## Problem
Write the records below out again exactly as given, with no images.

Extracted records
━━━━━━

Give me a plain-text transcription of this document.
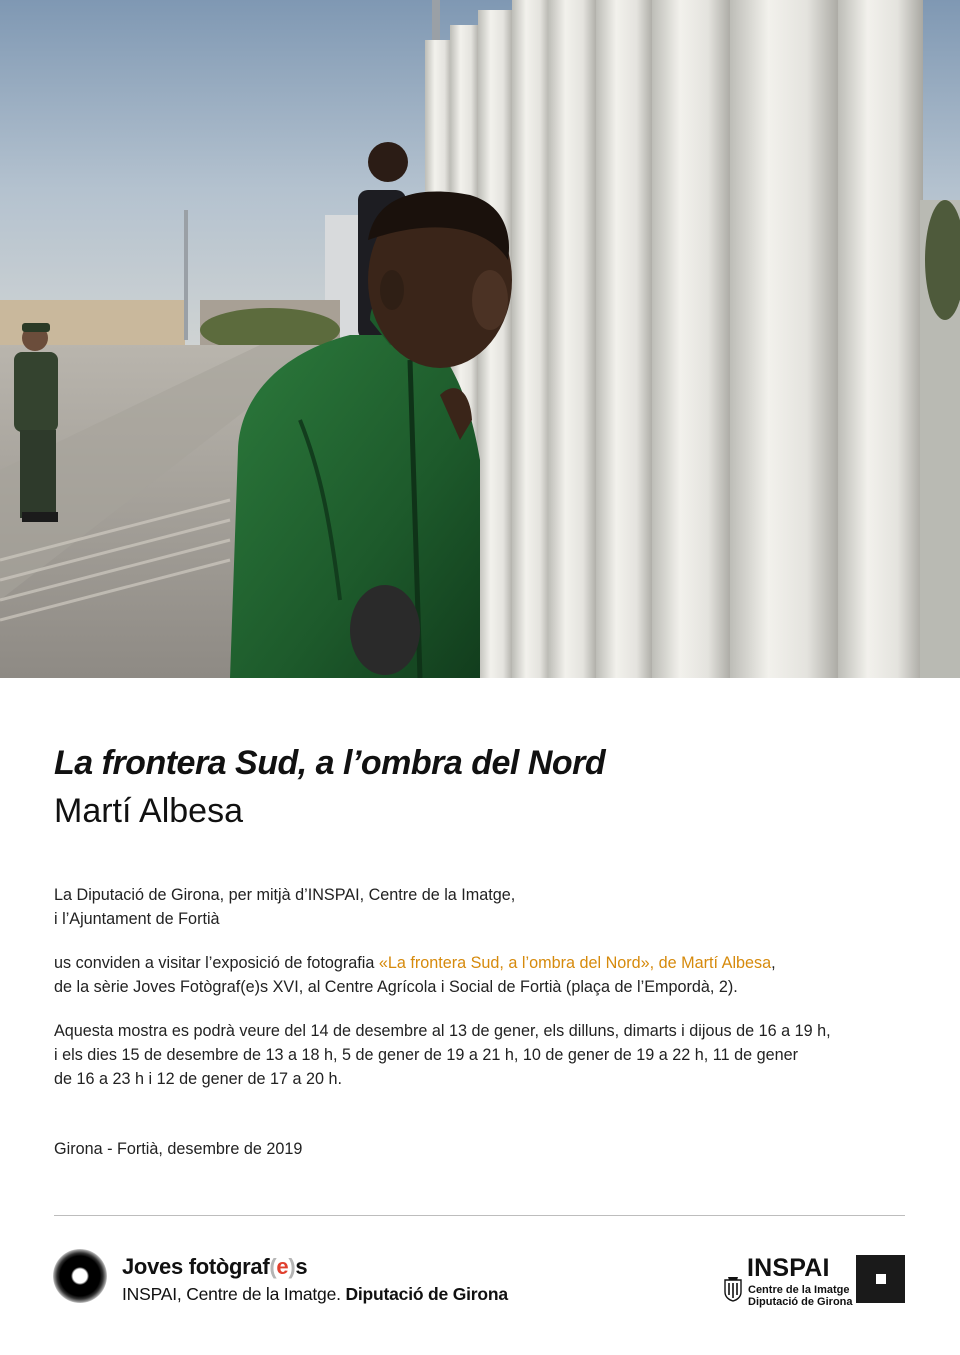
La frontera Sud, a l’ombra del Nord
Martí Albesa

La Diputació de Girona, per mitjà d’INSPAI, Centre de la Imatge,
i l’Ajuntament de Fortià

us conviden a visitar l’exposició de fotografia «La frontera Sud, a l’ombra del Nord», de Martí Albesa,
de la sèrie Joves Fotògraf(e)s XVI, al Centre Agrícola i Social de Fortià (plaça de l’Empordà, 2).

Aquesta mostra es podrà veure del 14 de desembre al 13 de gener, els dilluns, dimarts i dijous de 16 a 19 h,
i els dies 15 de desembre de 13 a 18 h, 5 de gener de 19 a 21 h, 10 de gener de 19 a 22 h, 11 de gener
de 16 a 23 h i 12 de gener de 17 a 20 h.

Girona - Fortià, desembre de 2019

Joves fotògraf(e)s
INSPAI, Centre de la Imatge. Diputació de Girona
INSPAI
Centre de la Imatge
Diputació de Girona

━━━━━━

## Response to this exercise
Give me a plain-text transcription of this document.
La frontera Sud, a l’ombra del Nord
Martí Albesa

La Diputació de Girona, per mitjà d’INSPAI, Centre de la Imatge,
i l’Ajuntament de Fortià

us conviden a visitar l’exposició de fotografia «La frontera Sud, a l’ombra del Nord», de Martí Albesa,
de la sèrie Joves Fotògraf(e)s XVI, al Centre Agrícola i Social de Fortià (plaça de l’Empordà, 2).

Aquesta mostra es podrà veure del 14 de desembre al 13 de gener, els dilluns, dimarts i dijous de 16 a 19 h,
i els dies 15 de desembre de 13 a 18 h, 5 de gener de 19 a 21 h, 10 de gener de 19 a 22 h, 11 de gener
de 16 a 23 h i 12 de gener de 17 a 20 h.

Girona - Fortià, desembre de 2019

Joves fotògraf(e)s
INSPAI, Centre de la Imatge. Diputació de Girona
INSPAI
Centre de la Imatge
Diputació de Girona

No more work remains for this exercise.